DIRECTIONS
Write out each line of the items below exactly as it appears, and leave the pictures out of your answer.

PROVIDED ENTRIES
········

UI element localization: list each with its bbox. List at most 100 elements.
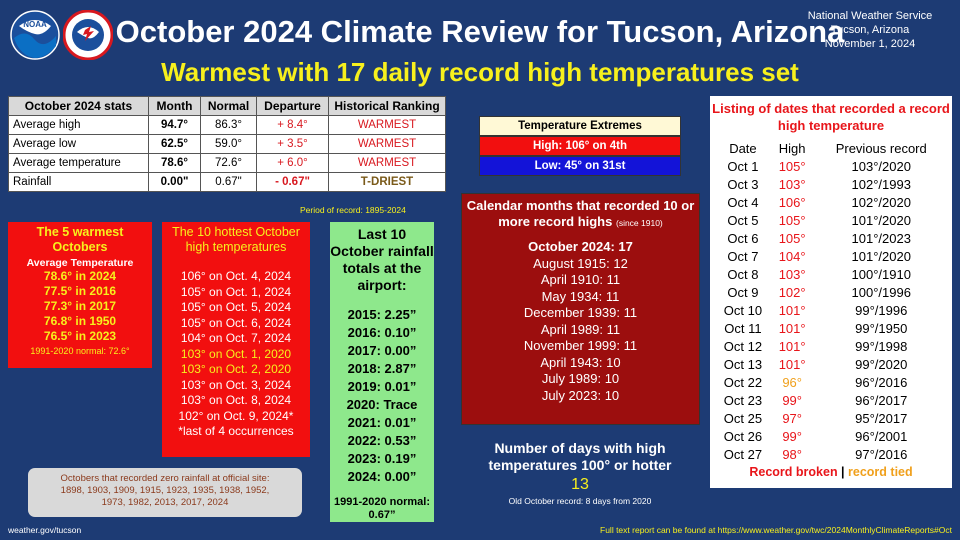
record-date: Oct 5 [727,212,759,228]
table-row: Oct 10 101° 99°/1996 [714,301,950,319]
record-date: Oct 26 [723,428,763,444]
record-date: Oct 23 [723,392,763,408]
table-row: Oct 13 101° 99°/2020 [714,355,950,373]
stats-normal: 0.67" [200,172,257,192]
rainfall-list: 2015: 2.25” 2016: 0.10” 2017: 0.00” 2018… [330,306,434,486]
table-row: Oct 9 102° 100°/1996 [714,283,950,301]
stats-header: October 2024 stats [8,96,149,116]
months-list: October 2024: 17 August 1915: 12 April 1… [462,239,699,404]
table-row: Rainfall 0.00" 0.67" - 0.67" T-DRIEST [8,172,446,192]
record-date: Oct 7 [727,248,759,264]
list-item: 76.5° in 2023 [43,329,117,343]
record-high: 104° [778,248,806,264]
list-item: October 2024: 17 [528,239,633,254]
stats-label: Average temperature [8,153,149,173]
stats-departure: - 0.67" [256,172,329,192]
extreme-low: Low: 45° on 31st [479,156,681,176]
section-title: Number of days with high temperatures 10… [488,440,672,473]
table-row: Oct 22 96° 96°/2016 [714,373,950,391]
stats-label: Average low [8,134,149,154]
previous-record: 96°/2017 [855,392,908,408]
record-high: 96° [782,374,802,390]
hottest-list: 106° on Oct. 4, 2024 105° on Oct. 1, 202… [162,269,310,440]
table-row: Average temperature 78.6° 72.6° + 6.0° W… [8,153,446,173]
list-item: 2018: 2.87” [347,361,417,376]
list-item: 104° on Oct. 7, 2024 [180,331,292,345]
hottest-highs-box: The 10 hottest October high temperatures… [162,222,310,457]
column-header: Date [729,140,757,156]
nws-office-info: National Weather Service Tucson, Arizona… [790,9,950,51]
record-high: 101° [778,302,806,318]
stats-month: 0.00" [148,172,201,192]
previous-record: 100°/1996 [851,284,911,300]
section-note: Old October record: 8 days from 2020 [508,496,652,506]
box-title-text: Calendar months that recorded 10 or more… [466,198,695,229]
list-item: 2022: 0.53” [347,433,417,448]
record-high: 102° [778,284,806,300]
record-date: Oct 6 [727,230,759,246]
record-high: 99° [782,428,802,444]
list-item: April 1989: 11 [540,321,621,337]
table-row: Average high 94.7° 86.3° + 8.4° WARMEST [8,115,446,135]
previous-record: 96°/2001 [855,428,908,444]
temperature-extremes: Temperature Extremes High: 106° on 4th L… [479,116,681,176]
record-high: 106° [778,194,806,210]
list-item: 2015: 2.25” [347,307,417,322]
previous-record: 101°/2020 [851,248,911,264]
days-100-value: 13 [571,476,589,493]
record-legend: Record broken | record tied [710,465,952,479]
stats-ranking: WARMEST [328,115,446,135]
previous-record: 101°/2020 [851,212,911,228]
footer-website[interactable]: weather.gov/tucson [8,525,82,535]
box-title-since: (since 1910) [615,218,663,228]
previous-record: 103°/2020 [851,158,911,174]
box-subtitle: Average Temperature [26,257,134,269]
record-high: 105° [778,230,806,246]
record-highs-box: Listing of dates that recorded a record … [710,96,952,488]
record-date: Oct 22 [723,374,763,390]
table-row: Oct 25 97° 95°/2017 [714,409,950,427]
stats-departure: + 8.4° [256,115,329,135]
list-item: 103° on Oct. 2, 2020 [180,362,292,376]
record-high: 101° [778,320,806,336]
record-highs-body: Oct 1 105° 103°/2020 Oct 3 103° 102°/1993 Oct … [714,157,950,463]
record-date: Oct 27 [723,446,763,462]
stats-normal: 86.3° [200,115,257,135]
table-row: Oct 12 101° 99°/1998 [714,337,950,355]
list-item: November 1999: 11 [523,338,638,353]
stats-header-row: October 2024 stats Month Normal Departur… [8,96,446,116]
table-row: Oct 26 99° 96°/2001 [714,427,950,445]
box-note: *last of 4 occurrences [178,424,294,438]
column-header: High [778,140,806,156]
box-title: Octobers that recorded zero rainfall at … [60,473,270,484]
noaa-logo: NOAA [10,10,60,60]
legend-separator: | [837,465,849,479]
previous-record: 97°/2016 [855,446,908,462]
previous-record: 96°/2016 [855,374,908,390]
list-item: December 1939: 11 [523,305,638,320]
list-item: 105° on Oct. 6, 2024 [180,315,292,330]
stats-label: Average high [8,115,149,135]
table-row: Average low 62.5° 59.0° + 3.5° WARMEST [8,134,446,154]
list-item: July 2023: 10 [541,387,620,403]
list-item: 105° on Oct. 5, 2024 [180,300,292,314]
table-row: Oct 3 103° 102°/1993 [714,175,950,193]
record-high: 105° [778,158,806,174]
warmest-octobers-box: The 5 warmest Octobers Average Temperatu… [8,222,152,368]
list-item: 2016: 0.10” [347,325,417,340]
list-item: May 1934: 11 [541,288,620,304]
previous-record: 99°/1998 [855,338,908,354]
record-date: Oct 12 [723,338,763,354]
stats-header: Month [148,96,201,116]
nws-line: Tucson, Arizona [830,24,910,36]
stats-label: Rainfall [8,172,149,192]
list-item: 77.3° in 2017 [43,299,117,313]
previous-record: 102°/1993 [851,176,911,192]
footer-report-link[interactable]: Full text report can be found at https:/… [600,525,952,535]
box-note: 1991-2020 normal: 72.6° [30,346,130,356]
table-row: Oct 5 105° 101°/2020 [714,211,950,229]
table-row: Oct 11 101° 99°/1950 [714,319,950,337]
box-title: Calendar months that recorded 10 or more… [462,194,699,231]
record-high: 98° [782,446,802,462]
previous-record: 99°/1950 [855,320,908,336]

········

THE OUTPUT
UI element localization: list each with its bbox. List at most 100 elements.
record-date: Oct 5 [727,212,759,228]
table-row: Oct 10 101° 99°/1996 [714,301,950,319]
record-date: Oct 26 [723,428,763,444]
record-date: Oct 23 [723,392,763,408]
table-row: Oct 13 101° 99°/2020 [714,355,950,373]
stats-normal: 0.67" [200,172,257,192]
rainfall-list: 2015: 2.25” 2016: 0.10” 2017: 0.00” 2018… [330,306,434,486]
table-row: Oct 9 102° 100°/1996 [714,283,950,301]
stats-header: October 2024 stats [8,96,149,116]
months-list: October 2024: 17 August 1915: 12 April 1… [462,239,699,404]
table-row: Rainfall 0.00" 0.67" - 0.67" T-DRIEST [8,172,446,192]
record-date: Oct 7 [727,248,759,264]
list-item: 76.5° in 2023 [43,329,117,343]
record-high: 104° [778,248,806,264]
list-item: October 2024: 17 [528,239,633,254]
stats-label: Average temperature [8,153,149,173]
stats-departure: - 0.67" [256,172,329,192]
extreme-low: Low: 45° on 31st [479,156,681,176]
section-title: Number of days with high temperatures 10… [488,440,672,473]
table-row: Oct 22 96° 96°/2016 [714,373,950,391]
stats-label: Average low [8,134,149,154]
previous-record: 96°/2017 [855,392,908,408]
record-high: 96° [782,374,802,390]
hottest-list: 106° on Oct. 4, 2024 105° on Oct. 1, 202… [162,269,310,440]
table-row: Average temperature 78.6° 72.6° + 6.0° W… [8,153,446,173]
list-item: 2018: 2.87” [347,361,417,376]
list-item: 104° on Oct. 7, 2024 [180,331,292,345]
hottest-highs-box: The 10 hottest October high temperatures… [162,222,310,457]
column-header: Date [729,140,757,156]
nws-office-info: National Weather Service Tucson, Arizona… [790,9,950,51]
record-high: 101° [778,302,806,318]
stats-month: 0.00" [148,172,201,192]
previous-record: 100°/1996 [851,284,911,300]
section-note: Old October record: 8 days from 2020 [508,496,652,506]
box-title-text: Calendar months that recorded 10 or more… [466,198,695,229]
list-item: 2022: 0.53” [347,433,417,448]
record-high: 102° [778,284,806,300]
record-date: Oct 6 [727,230,759,246]
record-high: 99° [782,428,802,444]
list-item: April 1989: 11 [540,321,621,337]
table-row: Average high 94.7° 86.3° + 8.4° WARMEST [8,115,446,135]
previous-record: 96°/2001 [855,428,908,444]
temperature-extremes: Temperature Extremes High: 106° on 4th L… [479,116,681,176]
record-high: 106° [778,194,806,210]
list-item: 2015: 2.25” [347,307,417,322]
previous-record: 101°/2020 [851,248,911,264]
days-100-value: 13 [571,476,589,493]
record-legend: Record broken | record tied [710,465,952,479]
stats-ranking: WARMEST [328,115,446,135]
previous-record: 101°/2020 [851,212,911,228]
footer-website[interactable]: weather.gov/tucson [8,525,82,535]
box-title-since: (since 1910) [615,218,663,228]
previous-record: 103°/2020 [851,158,911,174]
box-subtitle: Average Temperature [26,257,134,269]
record-high: 105° [778,230,806,246]
record-highs-box: Listing of dates that recorded a record … [710,96,952,488]
record-date: Oct 22 [723,374,763,390]
table-row: Oct 25 97° 95°/2017 [714,409,950,427]
stats-departure: + 8.4° [256,115,329,135]
list-item: 103° on Oct. 2, 2020 [180,362,292,376]
record-high: 101° [778,320,806,336]
record-highs-body: Oct 1 105° 103°/2020 Oct 3 103° 102°/1993 Oct … [714,157,950,463]
record-date: Oct 27 [723,446,763,462]
stats-normal: 86.3° [200,115,257,135]
table-row: Oct 12 101° 99°/1998 [714,337,950,355]
list-item: November 1999: 11 [523,338,638,353]
stats-header-row: October 2024 stats Month Normal Departur… [8,96,446,116]
table-row: Oct 26 99° 96°/2001 [714,427,950,445]
box-note: *last of 4 occurrences [178,424,294,438]
column-header: High [778,140,806,156]
box-title: Octobers that recorded zero rainfall at … [60,473,270,484]
noaa-logo: NOAA [10,10,60,60]
legend-separator: | [837,465,849,479]
previous-record: 97°/2016 [855,446,908,462]
previous-record: 96°/2016 [855,374,908,390]
list-item: December 1939: 11 [523,305,638,320]
list-item: 105° on Oct. 6, 2024 [180,315,292,330]
stats-label: Average high [8,115,149,135]
table-row: Average low 62.5° 59.0° + 3.5° WARMEST [8,134,446,154]
list-item: July 2023: 10 [541,387,620,403]
list-item: 105° on Oct. 5, 2024 [180,300,292,314]
table-row: Oct 3 103° 102°/1993 [714,175,950,193]
record-high: 105° [778,158,806,174]
warmest-octobers-box: The 5 warmest Octobers Average Temperatu… [8,222,152,368]
list-item: 2016: 0.10” [347,325,417,340]
list-item: May 1934: 11 [541,288,620,304]
previous-record: 99°/1998 [855,338,908,354]
record-date: Oct 12 [723,338,763,354]
stats-header: Month [148,96,201,116]
nws-line: Tucson, Arizona [830,24,910,36]
stats-label: Rainfall [8,172,149,192]
list-item: 77.3° in 2017 [43,299,117,313]
previous-record: 102°/1993 [851,176,911,192]
footer-report-link[interactable]: Full text report can be found at https:/… [600,525,952,535]
box-note: 1991-2020 normal: 72.6° [30,346,130,356]
table-row: Oct 5 105° 101°/2020 [714,211,950,229]
table-row: Oct 11 101° 99°/1950 [714,319,950,337]
box-title: Calendar months that recorded 10 or more… [462,194,699,231]
record-high: 98° [782,446,802,462]
previous-record: 99°/1950 [855,320,908,336]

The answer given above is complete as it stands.